Stated task: Please convert the stretch of entries from the very first line through the line containing "- cell-upper: [359, 111, 411, 119]" into a numbered list, leaving out any blank lines.

Data shown:
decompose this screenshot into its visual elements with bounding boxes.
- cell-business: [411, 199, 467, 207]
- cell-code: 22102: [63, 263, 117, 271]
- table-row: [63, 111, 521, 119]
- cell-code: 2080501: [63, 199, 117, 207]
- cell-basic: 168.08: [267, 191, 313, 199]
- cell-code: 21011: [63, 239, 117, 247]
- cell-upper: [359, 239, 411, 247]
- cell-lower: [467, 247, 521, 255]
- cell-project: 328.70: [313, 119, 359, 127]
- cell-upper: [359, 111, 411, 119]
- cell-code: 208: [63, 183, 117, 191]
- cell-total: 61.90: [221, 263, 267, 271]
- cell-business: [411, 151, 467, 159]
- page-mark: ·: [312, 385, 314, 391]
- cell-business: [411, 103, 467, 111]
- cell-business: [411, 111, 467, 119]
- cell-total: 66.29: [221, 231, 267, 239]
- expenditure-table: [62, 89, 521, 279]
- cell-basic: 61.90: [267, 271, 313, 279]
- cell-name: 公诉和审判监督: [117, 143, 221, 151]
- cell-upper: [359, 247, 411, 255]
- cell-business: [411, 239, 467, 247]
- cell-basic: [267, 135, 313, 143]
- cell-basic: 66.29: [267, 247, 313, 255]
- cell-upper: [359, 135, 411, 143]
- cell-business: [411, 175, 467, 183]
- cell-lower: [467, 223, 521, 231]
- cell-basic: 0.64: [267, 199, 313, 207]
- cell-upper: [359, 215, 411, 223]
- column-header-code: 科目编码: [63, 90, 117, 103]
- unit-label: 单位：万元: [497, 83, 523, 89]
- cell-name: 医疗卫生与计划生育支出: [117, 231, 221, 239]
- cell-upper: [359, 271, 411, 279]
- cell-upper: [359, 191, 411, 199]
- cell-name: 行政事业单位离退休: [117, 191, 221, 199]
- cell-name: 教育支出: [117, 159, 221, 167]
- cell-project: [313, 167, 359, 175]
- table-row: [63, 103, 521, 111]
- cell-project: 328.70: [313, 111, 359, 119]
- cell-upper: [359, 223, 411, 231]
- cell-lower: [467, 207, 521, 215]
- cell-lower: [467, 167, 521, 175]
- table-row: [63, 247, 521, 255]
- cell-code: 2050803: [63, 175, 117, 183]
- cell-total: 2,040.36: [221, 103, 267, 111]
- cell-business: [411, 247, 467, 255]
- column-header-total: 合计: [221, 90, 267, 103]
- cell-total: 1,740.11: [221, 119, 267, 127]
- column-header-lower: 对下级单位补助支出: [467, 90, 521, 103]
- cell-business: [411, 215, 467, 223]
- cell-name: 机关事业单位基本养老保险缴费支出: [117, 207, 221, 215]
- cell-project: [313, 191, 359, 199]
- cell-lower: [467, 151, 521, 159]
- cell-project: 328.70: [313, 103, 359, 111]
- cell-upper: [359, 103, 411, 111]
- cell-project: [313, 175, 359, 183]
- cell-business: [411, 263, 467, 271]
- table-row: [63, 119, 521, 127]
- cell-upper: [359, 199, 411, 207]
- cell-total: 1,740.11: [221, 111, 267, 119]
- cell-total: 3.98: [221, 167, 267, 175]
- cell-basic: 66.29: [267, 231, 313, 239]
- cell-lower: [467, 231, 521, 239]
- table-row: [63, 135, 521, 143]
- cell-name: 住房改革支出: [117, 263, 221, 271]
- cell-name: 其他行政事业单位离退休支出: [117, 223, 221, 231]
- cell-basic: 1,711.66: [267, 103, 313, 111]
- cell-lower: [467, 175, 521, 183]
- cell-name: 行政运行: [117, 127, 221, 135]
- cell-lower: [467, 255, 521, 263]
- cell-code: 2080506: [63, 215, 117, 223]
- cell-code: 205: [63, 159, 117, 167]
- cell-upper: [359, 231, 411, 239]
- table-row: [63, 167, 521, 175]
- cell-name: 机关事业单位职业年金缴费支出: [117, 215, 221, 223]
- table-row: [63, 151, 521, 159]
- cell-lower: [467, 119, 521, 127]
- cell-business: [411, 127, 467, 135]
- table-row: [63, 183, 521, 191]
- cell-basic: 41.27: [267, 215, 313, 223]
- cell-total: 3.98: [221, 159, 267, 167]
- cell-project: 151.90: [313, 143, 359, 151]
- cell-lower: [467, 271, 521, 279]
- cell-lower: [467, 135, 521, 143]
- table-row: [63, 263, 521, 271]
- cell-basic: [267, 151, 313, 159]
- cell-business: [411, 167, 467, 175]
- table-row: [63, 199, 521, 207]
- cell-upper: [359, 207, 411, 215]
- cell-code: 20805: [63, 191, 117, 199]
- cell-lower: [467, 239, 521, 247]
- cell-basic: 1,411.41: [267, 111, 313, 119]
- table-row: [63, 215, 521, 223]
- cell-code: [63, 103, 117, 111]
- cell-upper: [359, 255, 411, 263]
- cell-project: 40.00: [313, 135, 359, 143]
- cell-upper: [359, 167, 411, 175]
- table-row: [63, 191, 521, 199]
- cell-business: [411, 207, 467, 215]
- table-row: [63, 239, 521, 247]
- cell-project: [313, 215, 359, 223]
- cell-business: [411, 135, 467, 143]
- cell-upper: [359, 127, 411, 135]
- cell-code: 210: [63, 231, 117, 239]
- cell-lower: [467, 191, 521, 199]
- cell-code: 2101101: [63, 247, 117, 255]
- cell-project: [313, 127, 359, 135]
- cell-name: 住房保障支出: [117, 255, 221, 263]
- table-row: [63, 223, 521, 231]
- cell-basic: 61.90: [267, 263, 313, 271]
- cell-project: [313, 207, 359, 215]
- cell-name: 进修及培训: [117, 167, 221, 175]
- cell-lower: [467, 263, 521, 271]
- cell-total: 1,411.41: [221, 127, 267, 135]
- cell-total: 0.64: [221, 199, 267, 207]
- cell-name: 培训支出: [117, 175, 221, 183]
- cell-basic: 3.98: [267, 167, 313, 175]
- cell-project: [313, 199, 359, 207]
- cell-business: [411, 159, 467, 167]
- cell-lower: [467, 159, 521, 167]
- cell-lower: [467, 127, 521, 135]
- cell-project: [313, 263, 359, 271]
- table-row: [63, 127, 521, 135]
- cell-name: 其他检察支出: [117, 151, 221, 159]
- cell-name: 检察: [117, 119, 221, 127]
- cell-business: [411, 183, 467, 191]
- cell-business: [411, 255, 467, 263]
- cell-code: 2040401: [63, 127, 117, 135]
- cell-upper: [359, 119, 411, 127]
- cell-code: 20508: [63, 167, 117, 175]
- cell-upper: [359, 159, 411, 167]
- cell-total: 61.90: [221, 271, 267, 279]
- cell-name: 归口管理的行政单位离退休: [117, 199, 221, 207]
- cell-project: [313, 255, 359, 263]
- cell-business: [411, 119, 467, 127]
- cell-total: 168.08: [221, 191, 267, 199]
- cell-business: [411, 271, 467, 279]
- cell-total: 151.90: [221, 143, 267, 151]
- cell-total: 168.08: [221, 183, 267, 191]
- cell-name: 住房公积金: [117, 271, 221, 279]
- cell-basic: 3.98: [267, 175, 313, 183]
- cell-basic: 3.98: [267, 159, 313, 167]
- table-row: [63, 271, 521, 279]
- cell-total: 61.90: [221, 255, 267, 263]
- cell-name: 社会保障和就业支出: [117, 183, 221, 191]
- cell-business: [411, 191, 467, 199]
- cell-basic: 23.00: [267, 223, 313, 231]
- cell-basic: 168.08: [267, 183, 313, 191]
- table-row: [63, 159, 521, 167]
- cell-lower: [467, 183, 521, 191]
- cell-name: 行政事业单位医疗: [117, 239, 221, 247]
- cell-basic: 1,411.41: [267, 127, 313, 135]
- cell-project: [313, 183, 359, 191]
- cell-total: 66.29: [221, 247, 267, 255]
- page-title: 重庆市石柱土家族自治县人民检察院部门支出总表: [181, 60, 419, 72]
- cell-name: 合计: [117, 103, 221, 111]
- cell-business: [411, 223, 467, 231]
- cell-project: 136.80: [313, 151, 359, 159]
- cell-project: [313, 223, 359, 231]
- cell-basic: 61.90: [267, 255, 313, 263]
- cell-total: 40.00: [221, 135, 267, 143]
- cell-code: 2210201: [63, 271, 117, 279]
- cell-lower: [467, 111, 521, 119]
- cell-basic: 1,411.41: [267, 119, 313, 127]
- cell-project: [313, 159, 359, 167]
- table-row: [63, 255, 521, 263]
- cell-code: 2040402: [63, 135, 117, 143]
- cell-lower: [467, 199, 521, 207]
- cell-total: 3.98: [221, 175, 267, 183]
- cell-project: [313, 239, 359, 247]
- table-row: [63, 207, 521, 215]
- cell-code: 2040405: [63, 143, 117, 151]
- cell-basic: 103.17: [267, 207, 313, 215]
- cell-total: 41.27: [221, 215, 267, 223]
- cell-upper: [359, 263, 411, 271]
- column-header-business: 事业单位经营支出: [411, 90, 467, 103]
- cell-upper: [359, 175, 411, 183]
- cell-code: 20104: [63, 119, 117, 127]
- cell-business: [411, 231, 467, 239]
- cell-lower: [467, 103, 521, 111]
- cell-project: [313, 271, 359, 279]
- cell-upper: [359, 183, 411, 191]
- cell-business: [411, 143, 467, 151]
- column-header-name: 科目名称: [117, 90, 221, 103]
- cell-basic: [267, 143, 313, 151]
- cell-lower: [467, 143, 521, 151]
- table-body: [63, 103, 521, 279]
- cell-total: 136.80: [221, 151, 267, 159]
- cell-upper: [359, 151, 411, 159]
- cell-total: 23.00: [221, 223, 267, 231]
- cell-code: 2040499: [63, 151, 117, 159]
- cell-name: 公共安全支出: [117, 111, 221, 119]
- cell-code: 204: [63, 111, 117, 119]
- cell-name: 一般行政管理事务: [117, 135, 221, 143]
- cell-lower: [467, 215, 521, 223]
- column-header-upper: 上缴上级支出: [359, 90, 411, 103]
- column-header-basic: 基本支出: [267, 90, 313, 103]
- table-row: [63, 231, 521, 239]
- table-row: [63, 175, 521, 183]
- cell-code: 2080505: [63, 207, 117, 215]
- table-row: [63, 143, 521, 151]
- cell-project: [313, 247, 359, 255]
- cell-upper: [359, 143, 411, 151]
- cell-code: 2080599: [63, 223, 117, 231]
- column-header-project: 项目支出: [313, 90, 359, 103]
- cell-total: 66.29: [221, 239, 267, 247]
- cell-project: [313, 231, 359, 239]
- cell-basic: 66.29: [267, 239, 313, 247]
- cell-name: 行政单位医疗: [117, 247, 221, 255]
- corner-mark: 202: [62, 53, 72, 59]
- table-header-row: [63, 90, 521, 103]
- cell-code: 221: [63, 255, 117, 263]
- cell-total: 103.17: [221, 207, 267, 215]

Solved problem:
1. decompose this screenshot into its visual elements with bounding boxes.
2. - cell-business: [411, 199, 467, 207]
3. - cell-code: 22102: [63, 263, 117, 271]
4. - table-row: [63, 111, 521, 119]
5. - cell-code: 2080501: [63, 199, 117, 207]
6. - cell-basic: 168.08: [267, 191, 313, 199]
7. - cell-code: 21011: [63, 239, 117, 247]
8. - cell-upper: [359, 239, 411, 247]
9. - cell-lower: [467, 247, 521, 255]
10. - cell-project: 328.70: [313, 119, 359, 127]
11. - cell-upper: [359, 111, 411, 119]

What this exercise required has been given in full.